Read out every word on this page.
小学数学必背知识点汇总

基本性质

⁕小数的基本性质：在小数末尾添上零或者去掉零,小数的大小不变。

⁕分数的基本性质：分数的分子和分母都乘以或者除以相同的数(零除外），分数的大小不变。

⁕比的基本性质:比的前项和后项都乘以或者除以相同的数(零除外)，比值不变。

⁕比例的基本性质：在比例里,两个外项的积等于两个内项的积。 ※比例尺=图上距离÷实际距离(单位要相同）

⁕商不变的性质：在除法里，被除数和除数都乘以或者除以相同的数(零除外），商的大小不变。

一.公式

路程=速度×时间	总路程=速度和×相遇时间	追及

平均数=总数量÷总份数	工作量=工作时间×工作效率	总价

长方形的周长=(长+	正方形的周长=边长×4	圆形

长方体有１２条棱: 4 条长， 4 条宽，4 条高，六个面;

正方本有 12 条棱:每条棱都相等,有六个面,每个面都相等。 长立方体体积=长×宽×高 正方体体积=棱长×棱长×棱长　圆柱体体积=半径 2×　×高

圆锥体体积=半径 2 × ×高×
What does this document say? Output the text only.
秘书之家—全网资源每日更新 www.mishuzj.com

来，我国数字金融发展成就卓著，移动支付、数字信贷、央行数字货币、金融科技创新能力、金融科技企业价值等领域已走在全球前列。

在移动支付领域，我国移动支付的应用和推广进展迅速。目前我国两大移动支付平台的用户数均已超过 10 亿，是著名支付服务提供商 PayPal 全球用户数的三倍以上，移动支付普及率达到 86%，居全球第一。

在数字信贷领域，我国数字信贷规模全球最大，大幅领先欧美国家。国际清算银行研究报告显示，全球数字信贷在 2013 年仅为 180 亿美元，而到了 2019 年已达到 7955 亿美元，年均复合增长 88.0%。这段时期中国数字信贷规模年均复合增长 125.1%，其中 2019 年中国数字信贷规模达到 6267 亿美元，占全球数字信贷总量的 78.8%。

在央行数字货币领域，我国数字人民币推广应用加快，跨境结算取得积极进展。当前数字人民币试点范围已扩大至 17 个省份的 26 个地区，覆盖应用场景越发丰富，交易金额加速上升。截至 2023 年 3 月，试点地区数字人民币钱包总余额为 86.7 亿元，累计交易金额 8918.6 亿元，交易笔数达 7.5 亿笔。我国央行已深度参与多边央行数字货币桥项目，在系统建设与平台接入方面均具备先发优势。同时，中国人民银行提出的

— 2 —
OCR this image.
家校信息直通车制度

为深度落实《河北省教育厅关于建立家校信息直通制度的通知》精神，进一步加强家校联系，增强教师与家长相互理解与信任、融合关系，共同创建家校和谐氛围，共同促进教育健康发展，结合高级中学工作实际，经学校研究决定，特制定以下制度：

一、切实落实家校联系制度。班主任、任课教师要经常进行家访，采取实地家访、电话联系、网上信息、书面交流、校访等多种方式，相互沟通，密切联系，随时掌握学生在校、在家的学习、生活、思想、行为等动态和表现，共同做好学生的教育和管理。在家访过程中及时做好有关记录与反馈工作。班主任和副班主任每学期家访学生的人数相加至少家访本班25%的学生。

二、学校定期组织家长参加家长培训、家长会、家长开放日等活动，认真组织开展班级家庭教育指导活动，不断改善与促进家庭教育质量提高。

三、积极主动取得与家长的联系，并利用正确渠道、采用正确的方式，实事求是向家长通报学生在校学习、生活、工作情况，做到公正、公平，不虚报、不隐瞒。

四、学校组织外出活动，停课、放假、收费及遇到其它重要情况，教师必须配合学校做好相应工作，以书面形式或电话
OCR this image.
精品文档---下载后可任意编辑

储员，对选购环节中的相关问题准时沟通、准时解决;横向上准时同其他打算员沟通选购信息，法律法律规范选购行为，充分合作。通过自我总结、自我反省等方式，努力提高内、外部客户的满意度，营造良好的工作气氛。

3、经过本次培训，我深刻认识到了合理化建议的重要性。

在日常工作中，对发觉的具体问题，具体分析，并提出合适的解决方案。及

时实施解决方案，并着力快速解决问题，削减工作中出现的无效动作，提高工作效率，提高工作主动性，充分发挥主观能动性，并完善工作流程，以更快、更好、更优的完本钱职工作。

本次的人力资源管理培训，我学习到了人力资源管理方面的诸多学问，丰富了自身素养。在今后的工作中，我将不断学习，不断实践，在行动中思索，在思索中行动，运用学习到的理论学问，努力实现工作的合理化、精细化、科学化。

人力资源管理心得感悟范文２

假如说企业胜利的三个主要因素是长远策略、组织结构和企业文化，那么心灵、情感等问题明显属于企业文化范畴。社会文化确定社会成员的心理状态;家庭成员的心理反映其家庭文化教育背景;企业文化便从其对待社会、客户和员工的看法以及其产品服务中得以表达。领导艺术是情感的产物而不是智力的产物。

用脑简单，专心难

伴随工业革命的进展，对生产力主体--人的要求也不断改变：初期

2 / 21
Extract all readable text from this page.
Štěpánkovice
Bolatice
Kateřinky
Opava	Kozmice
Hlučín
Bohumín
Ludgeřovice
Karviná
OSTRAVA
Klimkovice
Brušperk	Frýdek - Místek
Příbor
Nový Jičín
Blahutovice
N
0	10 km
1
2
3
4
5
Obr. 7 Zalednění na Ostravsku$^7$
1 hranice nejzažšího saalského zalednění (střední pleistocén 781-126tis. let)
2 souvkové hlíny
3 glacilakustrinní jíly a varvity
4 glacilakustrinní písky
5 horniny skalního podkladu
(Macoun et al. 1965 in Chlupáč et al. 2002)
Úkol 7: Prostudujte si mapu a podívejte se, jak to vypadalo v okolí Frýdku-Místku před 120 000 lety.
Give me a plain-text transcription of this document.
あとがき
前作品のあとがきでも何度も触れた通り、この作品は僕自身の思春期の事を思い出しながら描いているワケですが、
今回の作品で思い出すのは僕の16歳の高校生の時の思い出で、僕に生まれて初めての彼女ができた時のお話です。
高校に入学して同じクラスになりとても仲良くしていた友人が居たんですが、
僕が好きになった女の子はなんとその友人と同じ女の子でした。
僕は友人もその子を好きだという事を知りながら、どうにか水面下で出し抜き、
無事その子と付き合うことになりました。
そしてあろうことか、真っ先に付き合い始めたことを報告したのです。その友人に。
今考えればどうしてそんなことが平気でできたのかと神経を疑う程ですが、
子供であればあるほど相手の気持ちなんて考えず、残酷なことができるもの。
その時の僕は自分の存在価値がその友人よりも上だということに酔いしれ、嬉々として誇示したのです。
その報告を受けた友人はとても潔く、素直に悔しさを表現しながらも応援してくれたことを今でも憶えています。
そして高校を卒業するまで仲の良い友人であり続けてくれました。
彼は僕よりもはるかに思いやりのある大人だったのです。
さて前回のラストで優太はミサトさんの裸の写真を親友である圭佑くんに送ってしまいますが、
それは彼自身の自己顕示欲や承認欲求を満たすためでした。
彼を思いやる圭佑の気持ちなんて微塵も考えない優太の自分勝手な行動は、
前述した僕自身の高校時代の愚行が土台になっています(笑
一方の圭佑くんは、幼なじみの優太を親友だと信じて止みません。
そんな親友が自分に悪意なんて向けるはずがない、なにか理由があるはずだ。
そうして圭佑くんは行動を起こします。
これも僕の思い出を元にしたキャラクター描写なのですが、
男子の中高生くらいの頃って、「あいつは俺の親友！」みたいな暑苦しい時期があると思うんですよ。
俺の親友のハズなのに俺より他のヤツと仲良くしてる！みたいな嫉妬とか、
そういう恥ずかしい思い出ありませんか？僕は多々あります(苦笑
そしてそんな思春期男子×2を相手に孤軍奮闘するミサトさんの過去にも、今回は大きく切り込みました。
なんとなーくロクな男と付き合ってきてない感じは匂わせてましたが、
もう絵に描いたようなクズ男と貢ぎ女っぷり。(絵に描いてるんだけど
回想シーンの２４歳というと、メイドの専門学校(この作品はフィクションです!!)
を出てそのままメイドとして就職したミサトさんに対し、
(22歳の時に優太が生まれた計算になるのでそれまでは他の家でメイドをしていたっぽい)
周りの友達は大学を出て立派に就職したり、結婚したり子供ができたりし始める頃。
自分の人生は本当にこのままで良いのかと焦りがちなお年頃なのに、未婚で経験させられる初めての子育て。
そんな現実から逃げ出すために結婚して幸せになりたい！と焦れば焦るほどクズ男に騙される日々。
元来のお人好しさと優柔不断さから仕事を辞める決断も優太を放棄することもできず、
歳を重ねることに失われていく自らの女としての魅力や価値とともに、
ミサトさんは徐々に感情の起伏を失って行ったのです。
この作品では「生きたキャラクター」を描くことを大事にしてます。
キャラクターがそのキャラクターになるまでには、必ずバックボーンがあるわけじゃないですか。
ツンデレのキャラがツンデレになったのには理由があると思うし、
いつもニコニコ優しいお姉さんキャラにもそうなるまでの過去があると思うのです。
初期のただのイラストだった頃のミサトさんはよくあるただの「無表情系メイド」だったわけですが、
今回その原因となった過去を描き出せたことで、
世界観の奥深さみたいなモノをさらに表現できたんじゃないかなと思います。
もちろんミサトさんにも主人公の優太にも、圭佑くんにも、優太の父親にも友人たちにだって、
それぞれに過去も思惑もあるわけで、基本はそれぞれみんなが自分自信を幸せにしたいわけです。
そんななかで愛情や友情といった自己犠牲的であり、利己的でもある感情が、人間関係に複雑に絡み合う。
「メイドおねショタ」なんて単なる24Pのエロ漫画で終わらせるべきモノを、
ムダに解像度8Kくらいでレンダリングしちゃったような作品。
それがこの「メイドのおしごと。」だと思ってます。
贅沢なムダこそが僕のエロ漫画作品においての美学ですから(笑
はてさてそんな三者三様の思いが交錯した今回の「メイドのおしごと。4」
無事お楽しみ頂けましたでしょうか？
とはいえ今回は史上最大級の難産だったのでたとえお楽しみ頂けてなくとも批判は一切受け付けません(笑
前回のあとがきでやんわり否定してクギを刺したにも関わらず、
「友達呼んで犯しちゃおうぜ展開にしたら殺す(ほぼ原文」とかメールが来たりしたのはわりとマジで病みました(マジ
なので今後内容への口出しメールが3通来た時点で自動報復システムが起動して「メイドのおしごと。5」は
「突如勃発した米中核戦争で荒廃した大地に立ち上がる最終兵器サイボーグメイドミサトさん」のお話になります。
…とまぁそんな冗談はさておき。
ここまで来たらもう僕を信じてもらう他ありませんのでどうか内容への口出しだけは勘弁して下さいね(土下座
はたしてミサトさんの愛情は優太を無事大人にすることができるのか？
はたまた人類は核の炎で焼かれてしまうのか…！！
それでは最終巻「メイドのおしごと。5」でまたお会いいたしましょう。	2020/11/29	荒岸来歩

== Given problem ==
Pull every line containing the word "text" out of the material and copy it.

== Answer to the exercise ==
What does this document say? Output the text only.
Extract all readable text from this page.
Give me a plain-text transcription of this document.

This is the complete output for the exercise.